> [RECORDS FOR THIS TASK]
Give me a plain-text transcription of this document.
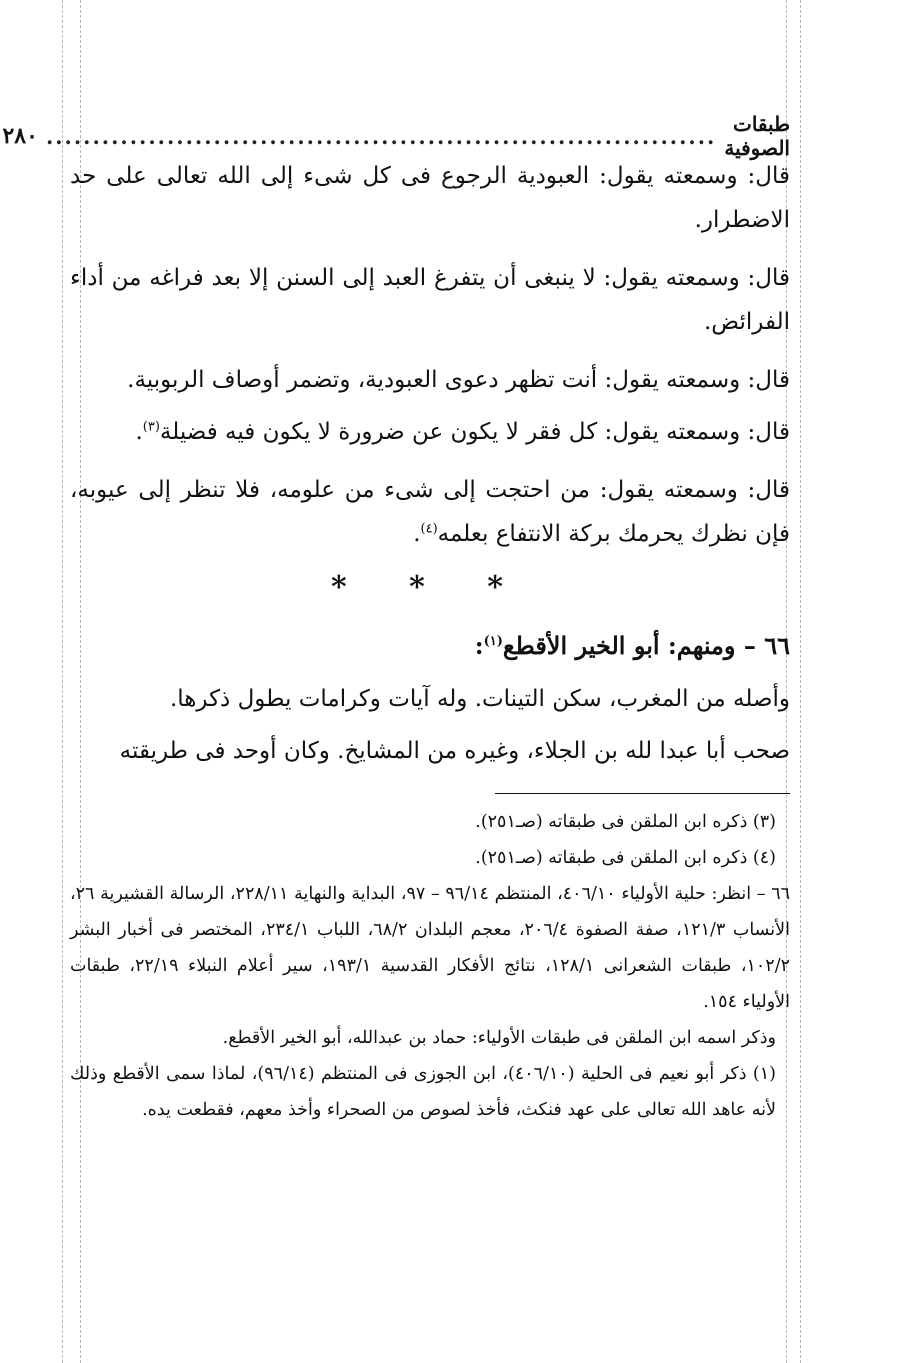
طبقات الصوفية
........................................................................
٢٨٠

قال: وسمعته يقول: العبودية الرجوع فى كل شىء إلى الله تعالى على حد الاضطرار.

قال: وسمعته يقول: لا ينبغى أن يتفرغ العبد إلى السنن إلا بعد فراغه من أداء الفرائض.

قال: وسمعته يقول: أنت تظهر دعوى العبودية، وتضمر أوصاف الربوبية.

قال: وسمعته يقول: كل فقر لا يكون عن ضرورة لا يكون فيه فضيلة$^{(٣)}$.

قال: وسمعته يقول: من احتجت إلى شىء من علومه، فلا تنظر إلى عيوبه، فإن نظرك يحرمك بركة الانتفاع بعلمه$^{(٤)}$.

* * *

٦٦ – ومنهم: أبو الخير الأقطع$^{(١)}$:

وأصله من المغرب، سكن التينات. وله آيات وكرامات يطول ذكرها.

صحب أبا عبدا لله بن الجلاء، وغيره من المشايخ. وكان أوحد فى طريقته

(٣) ذكره ابن الملقن فى طبقاته (صـ٢٥١).

(٤) ذكره ابن الملقن فى طبقاته (صـ٢٥١).

٦٦ – انظر: حلية الأولياء ٤٠٦/١٠، المنتظم ٩٦/١٤ – ٩٧، البداية والنهاية ٢٢٨/١١، الرسالة القشيرية ٢٦، الأنساب ١٢١/٣، صفة الصفوة ٢٠٦/٤، معجم البلدان ٦٨/٢، اللباب ٢٣٤/١، المختصر فى أخبار البشر ١٠٢/٢، طبقات الشعرانى ١٢٨/١، نتائج الأفكار القدسية ١٩٣/١، سير أعلام النبلاء ٢٢/١٩، طبقات الأولياء ١٥٤.

وذكر اسمه ابن الملقن فى طبقات الأولياء: حماد بن عبدالله، أبو الخير الأقطع.

(١) ذكر أبو نعيم فى الحلية (٤٠٦/١٠)، ابن الجوزى فى المنتظم (٩٦/١٤)، لماذا سمى الأقطع وذلك لأنه عاهد الله تعالى على عهد فنكث، فأخذ لصوص من الصحراء وأخذ معهم، فقطعت يده.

> [STATED PROBLEM]
Repeat every record precisely. Any picture among them stays out of the copy.

> [COMPLETED EXERCISE]
Give me a plain-text transcription of this document.
طبقات الصوفية
........................................................................
٢٨٠

قال: وسمعته يقول: العبودية الرجوع فى كل شىء إلى الله تعالى على حد الاضطرار.

قال: وسمعته يقول: لا ينبغى أن يتفرغ العبد إلى السنن إلا بعد فراغه من أداء الفرائض.

قال: وسمعته يقول: أنت تظهر دعوى العبودية، وتضمر أوصاف الربوبية.

قال: وسمعته يقول: كل فقر لا يكون عن ضرورة لا يكون فيه فضيلة$^{(٣)}$.

قال: وسمعته يقول: من احتجت إلى شىء من علومه، فلا تنظر إلى عيوبه، فإن نظرك يحرمك بركة الانتفاع بعلمه$^{(٤)}$.

* * *

٦٦ – ومنهم: أبو الخير الأقطع$^{(١)}$:

وأصله من المغرب، سكن التينات. وله آيات وكرامات يطول ذكرها.

صحب أبا عبدا لله بن الجلاء، وغيره من المشايخ. وكان أوحد فى طريقته

(٣) ذكره ابن الملقن فى طبقاته (صـ٢٥١).

(٤) ذكره ابن الملقن فى طبقاته (صـ٢٥١).

٦٦ – انظر: حلية الأولياء ٤٠٦/١٠، المنتظم ٩٦/١٤ – ٩٧، البداية والنهاية ٢٢٨/١١، الرسالة القشيرية ٢٦، الأنساب ١٢١/٣، صفة الصفوة ٢٠٦/٤، معجم البلدان ٦٨/٢، اللباب ٢٣٤/١، المختصر فى أخبار البشر ١٠٢/٢، طبقات الشعرانى ١٢٨/١، نتائج الأفكار القدسية ١٩٣/١، سير أعلام النبلاء ٢٢/١٩، طبقات الأولياء ١٥٤.

وذكر اسمه ابن الملقن فى طبقات الأولياء: حماد بن عبدالله، أبو الخير الأقطع.

(١) ذكر أبو نعيم فى الحلية (٤٠٦/١٠)، ابن الجوزى فى المنتظم (٩٦/١٤)، لماذا سمى الأقطع وذلك لأنه عاهد الله تعالى على عهد فنكث، فأخذ لصوص من الصحراء وأخذ معهم، فقطعت يده.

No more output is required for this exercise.